EXERCISE DIRECTIONS ->
How many lines of the records contain the string "axis"? Give only the number.

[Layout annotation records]
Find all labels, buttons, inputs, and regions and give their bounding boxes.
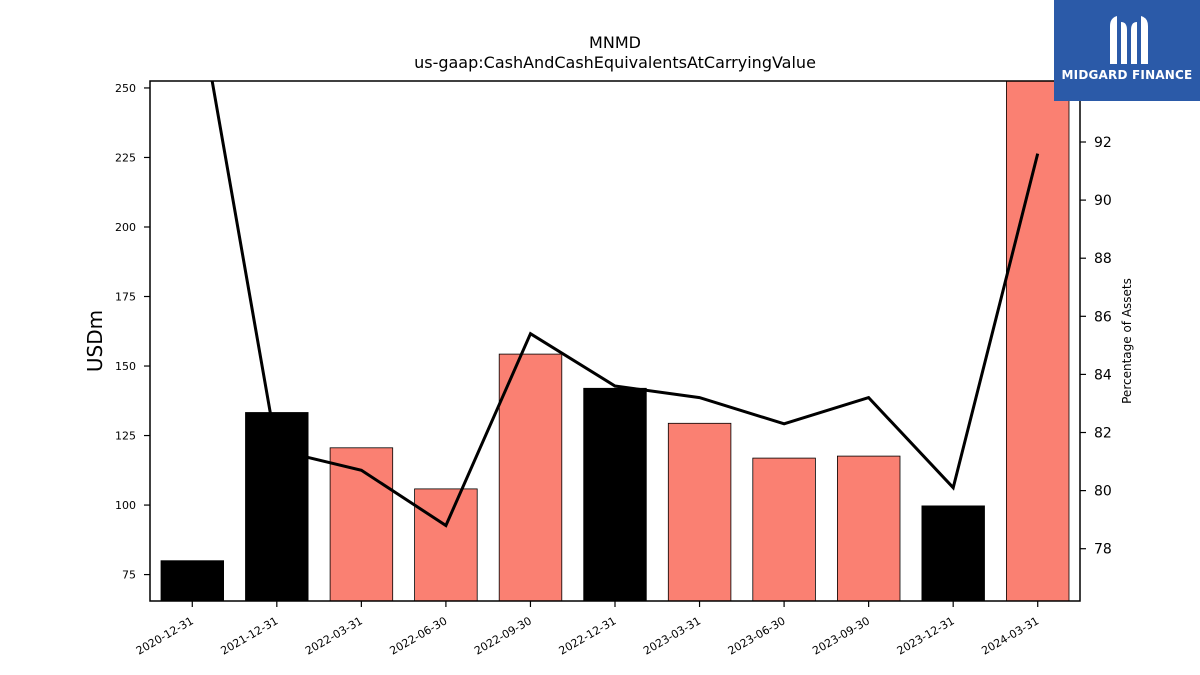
- y2-axis-label: Percentage of Assets: [1120, 278, 1134, 404]
- y2-tick-label: 84: [1094, 367, 1112, 383]
- bar-series: [160, 80, 1070, 602]
- y2-tick-label: 88: [1094, 251, 1112, 267]
- y2-tick-label: 78: [1094, 542, 1112, 558]
- y2-tick-label: 92: [1094, 135, 1112, 151]
- x-tick-label: 2022-06-30: [388, 614, 450, 657]
- y2-tick-label: 90: [1094, 193, 1112, 209]
- bar-2020-12-31: [160, 560, 224, 602]
- bar-2023-09-30: [837, 455, 901, 602]
- bar-2022-06-30: [414, 488, 478, 602]
- x-tick-label: 2021-12-31: [218, 614, 280, 657]
- y2-tick-label: 82: [1094, 426, 1112, 442]
- bar-2023-12-31: [921, 505, 985, 602]
- y-axis-label: USDm: [83, 310, 107, 372]
- midgard-logo-icon: [1110, 16, 1148, 64]
- y-tick-label: 200: [115, 221, 136, 234]
- percentage-line: [210, 81, 1040, 528]
- bar-2022-09-30: [498, 353, 563, 602]
- x-tick-label: 2022-09-30: [472, 614, 534, 657]
- x-tick-label: 2022-12-31: [557, 614, 619, 657]
- chart-subtitle: us-gaap:CashAndCashEquivalentsAtCarrying…: [414, 53, 816, 72]
- y-tick-label: 100: [115, 499, 136, 512]
- bar-2022-03-31: [329, 447, 394, 602]
- bar-2023-03-31: [667, 422, 732, 602]
- bar-2024-03-31: [1006, 80, 1070, 602]
- x-axis: 2020-12-31 2021-12-31 2022-03-31 2022-06-30…: [134, 601, 1041, 658]
- x-tick-label: 2023-12-31: [895, 614, 957, 657]
- bar-2023-06-30: [752, 457, 816, 602]
- y-tick-label: 75: [122, 569, 136, 582]
- x-tick-label: 2023-09-30: [810, 614, 872, 657]
- midgard-finance-logo: MIDGARD FINANCE: [1054, 0, 1200, 101]
- logo-text: MIDGARD FINANCE: [1061, 68, 1193, 82]
- y-tick-label: 175: [115, 291, 136, 304]
- y2-tick-label: 80: [1094, 484, 1112, 500]
- line-series: [210, 81, 1040, 528]
- bar-2022-12-31: [583, 387, 647, 602]
- y2-axis: 78 80 82 84 86 88 90 92: [1080, 135, 1112, 558]
- x-tick-label: 2023-03-31: [641, 614, 703, 657]
- chart-title: MNMD: [589, 33, 641, 52]
- y-axis: 75 100 125 150 175 200 225 250: [115, 82, 150, 582]
- x-tick-label: 2022-03-31: [303, 614, 365, 657]
- x-tick-label: 2023-06-30: [726, 614, 788, 657]
- y-tick-label: 125: [115, 430, 136, 443]
- x-tick-label: 2024-03-31: [979, 614, 1041, 657]
- bar-2021-12-31: [245, 412, 309, 602]
- x-tick-label: 2020-12-31: [134, 614, 196, 657]
- y2-tick-label: 86: [1094, 309, 1112, 325]
- y-tick-label: 150: [115, 360, 136, 373]
- y-tick-label: 250: [115, 82, 136, 95]
- y-tick-label: 225: [115, 151, 136, 164]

ANSWER TO THE EXERCISE ->
5